§ **TASK DESCRIPTION**
Look over the lines below. Report each one that includes the string "structured".

-- begin SUPPLIED INFORMATION --

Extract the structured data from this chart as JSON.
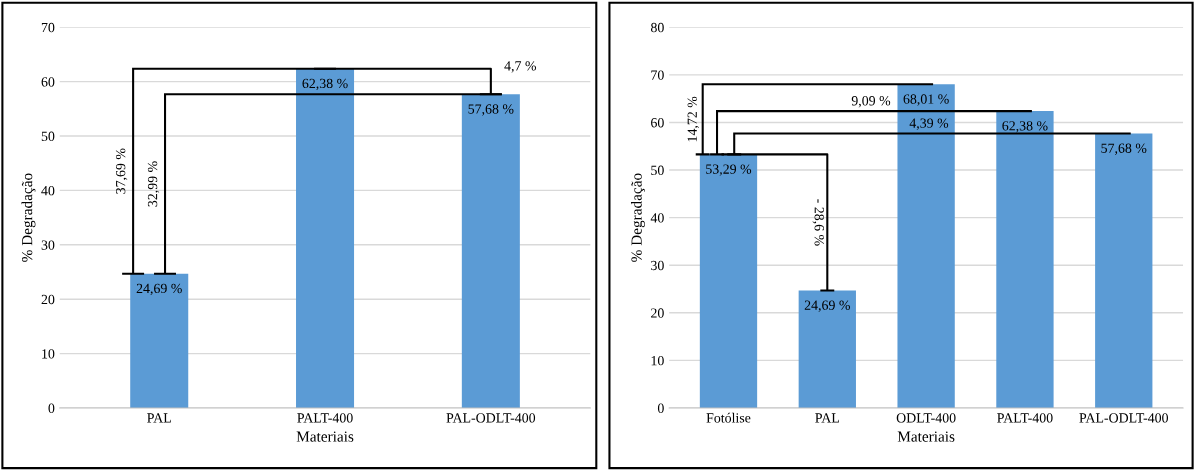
{
  "chart_data": [
    {
      "type": "bar",
      "xlabel": "Materiais",
      "ylabel": "% Degradação",
      "categories": [
        "PAL",
        "PALT-400",
        "PAL-ODLT-400"
      ],
      "values": [
        24.69,
        62.38,
        57.68
      ],
      "value_labels": [
        "24,69 %",
        "62,38 %",
        "57,68 %"
      ],
      "color": "#5b9bd5",
      "ylim": [
        0,
        70
      ],
      "yticks": [
        0,
        10,
        20,
        30,
        40,
        50,
        60,
        70
      ],
      "grid": "y",
      "annotations": [
        "37,69 %",
        "4,7 %",
        "32,99 %"
      ]
    },
    {
      "type": "bar",
      "xlabel": "Materiais",
      "ylabel": "% Degradação",
      "categories": [
        "Fotólise",
        "PAL",
        "ODLT-400",
        "PALT-400",
        "PAL-ODLT-400"
      ],
      "values": [
        53.29,
        24.69,
        68.01,
        62.38,
        57.68
      ],
      "value_labels": [
        "53,29 %",
        "24,69 %",
        "68,01 %",
        "62,38 %",
        "57,68 %"
      ],
      "color": "#5b9bd5",
      "ylim": [
        0,
        80
      ],
      "yticks": [
        0,
        10,
        20,
        30,
        40,
        50,
        60,
        70,
        80
      ],
      "grid": "y",
      "annotations": [
        "14,72 %",
        "9,09 %",
        "4,39 %",
        "- 28,6 %"
      ]
    }
  ]
}
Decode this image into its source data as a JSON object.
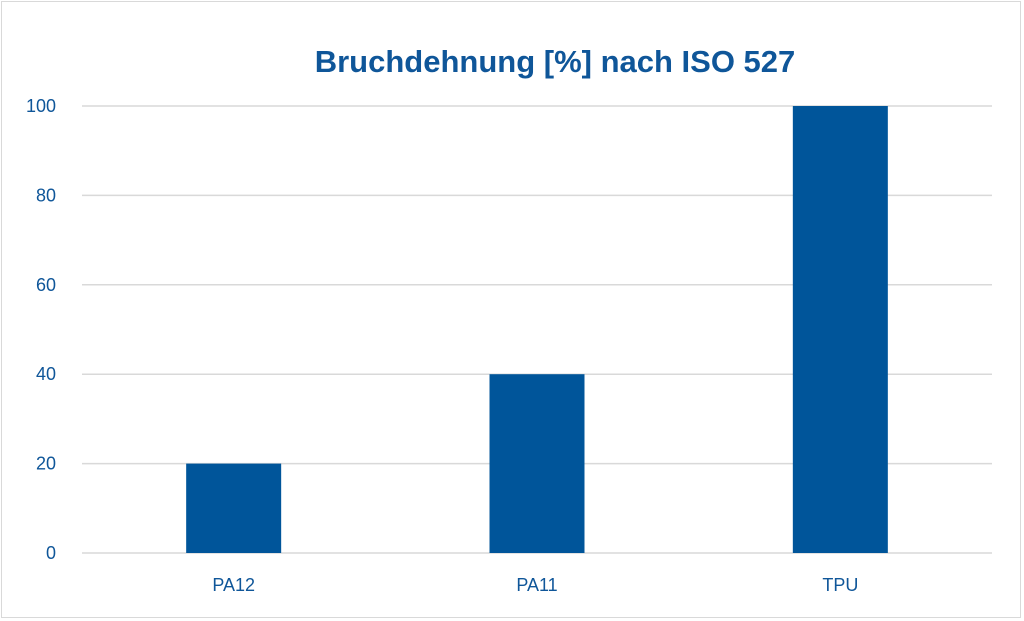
{
  "chart_data": {
    "type": "bar",
    "title": "Bruchdehnung [%] nach ISO 527",
    "categories": [
      "PA12",
      "PA11",
      "TPU"
    ],
    "values": [
      20,
      40,
      100
    ],
    "xlabel": "",
    "ylabel": "",
    "ylim": [
      0,
      100
    ],
    "yticks": [
      0,
      20,
      40,
      60,
      80,
      100
    ],
    "grid": true,
    "legend": "none",
    "colors": {
      "bar": "#00559a",
      "text": "#0f5699",
      "grid": "#d9d9d9"
    }
  }
}
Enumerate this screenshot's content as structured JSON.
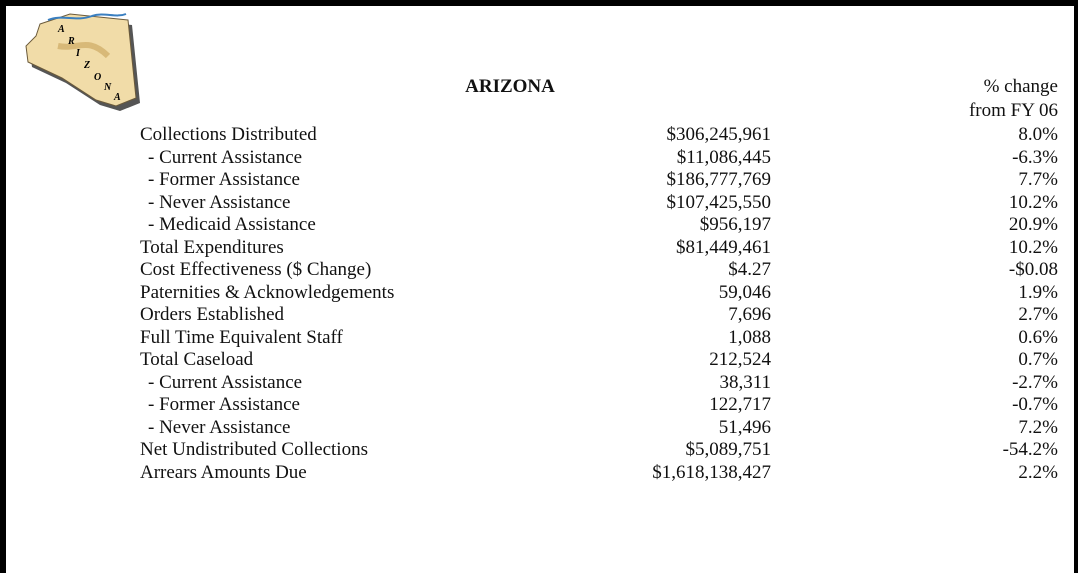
{
  "map_letters": [
    "A",
    "R",
    "I",
    "Z",
    "O",
    "N",
    "A"
  ],
  "header": {
    "title": "ARIZONA",
    "change_label": [
      "% change",
      "from FY 06"
    ]
  },
  "table": {
    "rows": [
      [
        "Collections Distributed",
        "$306,245,961",
        "8.0%"
      ],
      [
        "- Current Assistance",
        "$11,086,445",
        "-6.3%"
      ],
      [
        "- Former Assistance",
        "$186,777,769",
        "7.7%"
      ],
      [
        "- Never Assistance",
        "$107,425,550",
        "10.2%"
      ],
      [
        "- Medicaid Assistance",
        "$956,197",
        "20.9%"
      ],
      [
        "Total Expenditures",
        "$81,449,461",
        "10.2%"
      ],
      [
        "Cost Effectiveness ($ Change)",
        "$4.27",
        "-$0.08"
      ],
      [
        "Paternities & Acknowledgements",
        "59,046",
        "1.9%"
      ],
      [
        "Orders Established",
        "7,696",
        "2.7%"
      ],
      [
        "Full Time Equivalent Staff",
        "1,088",
        "0.6%"
      ],
      [
        "Total Caseload",
        "212,524",
        "0.7%"
      ],
      [
        "- Current Assistance",
        "38,311",
        "-2.7%"
      ],
      [
        "- Former Assistance",
        "122,717",
        "-0.7%"
      ],
      [
        "- Never Assistance",
        "51,496",
        "7.2%"
      ],
      [
        "Net Undistributed Collections",
        "$5,089,751",
        "-54.2%"
      ],
      [
        "Arrears Amounts Due",
        "$1,618,138,427",
        "2.2%"
      ]
    ]
  }
}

-- end SUPPLIED INFORMATION --

§ **TASK ANSWER**
Extract the structured data from this chart as JSON.
Enumerate this screenshot's content as structured JSON.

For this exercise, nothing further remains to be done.